TEXT PROVIDED
════════════════════

Chugach State Park


Getting There
It's only a short drive from downtown Anchorage to the city's backyard wilderness. Several of the park's most popular trailheads can be reached from city streets, while other trails and park facilities are accessible from either the Glenn or Seward Highway. Inside the park, travel is generally by foot in summer and by skis in winter, though limited areas are open to bikes, ATVs, horses, motorboats, and snow machines. Check park regulations for details.

Summers tend to be cool, with mostly overcast skies and frequent rain, often as drizzle. Summer daytime temperatures are most commonly in the 50s and 60s, though balmy 80-degree days occasionally occur, as do summer snowstorms at higher elevations.

════════════════════

Copy the passage from "Getting There" to "at higher elevations." in the Chugach State Park text word for word.

DATASET ENTRIES
════════════════════

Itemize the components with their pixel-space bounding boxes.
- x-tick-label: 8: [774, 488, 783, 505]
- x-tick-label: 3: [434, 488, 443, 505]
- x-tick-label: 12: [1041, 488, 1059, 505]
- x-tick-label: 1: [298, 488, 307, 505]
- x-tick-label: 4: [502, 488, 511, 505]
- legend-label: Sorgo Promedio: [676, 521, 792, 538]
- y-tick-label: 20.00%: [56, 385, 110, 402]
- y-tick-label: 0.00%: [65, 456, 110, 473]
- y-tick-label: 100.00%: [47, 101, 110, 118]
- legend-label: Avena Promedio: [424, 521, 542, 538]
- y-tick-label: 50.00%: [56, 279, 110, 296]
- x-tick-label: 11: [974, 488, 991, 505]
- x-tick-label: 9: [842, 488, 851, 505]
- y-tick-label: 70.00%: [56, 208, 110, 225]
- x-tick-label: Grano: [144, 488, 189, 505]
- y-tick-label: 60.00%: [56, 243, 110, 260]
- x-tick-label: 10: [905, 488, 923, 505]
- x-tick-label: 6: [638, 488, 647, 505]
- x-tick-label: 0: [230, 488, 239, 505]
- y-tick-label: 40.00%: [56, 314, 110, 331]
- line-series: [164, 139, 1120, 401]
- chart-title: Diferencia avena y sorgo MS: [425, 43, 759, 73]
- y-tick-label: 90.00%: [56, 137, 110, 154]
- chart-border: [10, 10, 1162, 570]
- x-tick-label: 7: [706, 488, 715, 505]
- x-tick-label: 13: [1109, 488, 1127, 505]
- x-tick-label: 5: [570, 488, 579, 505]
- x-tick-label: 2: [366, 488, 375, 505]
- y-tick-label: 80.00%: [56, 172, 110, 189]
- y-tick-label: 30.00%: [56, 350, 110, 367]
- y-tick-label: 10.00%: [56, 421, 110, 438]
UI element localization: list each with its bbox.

════════════════════

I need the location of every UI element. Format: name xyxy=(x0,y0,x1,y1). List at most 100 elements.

════════════════════

EXERCISE ANSWER
Getting There
It's only a short drive from downtown Anchorage to the city's backyard wilderness. Several of the park's most popular trailheads can be reached from city streets, while other trails and park facilities are accessible from either the Glenn or Seward Highway. Inside the park, travel is generally by foot in summer and by skis in winter, though limited areas are open to bikes, ATVs, horses, motorboats, and snow machines. Check park regulations for details.

Summers tend to be cool, with mostly overcast skies and frequent rain, often as drizzle. Summer daytime temperatures are most commonly in the 50s and 60s, though balmy 80-degree days occasionally occur, as do summer snowstorms at higher elevations.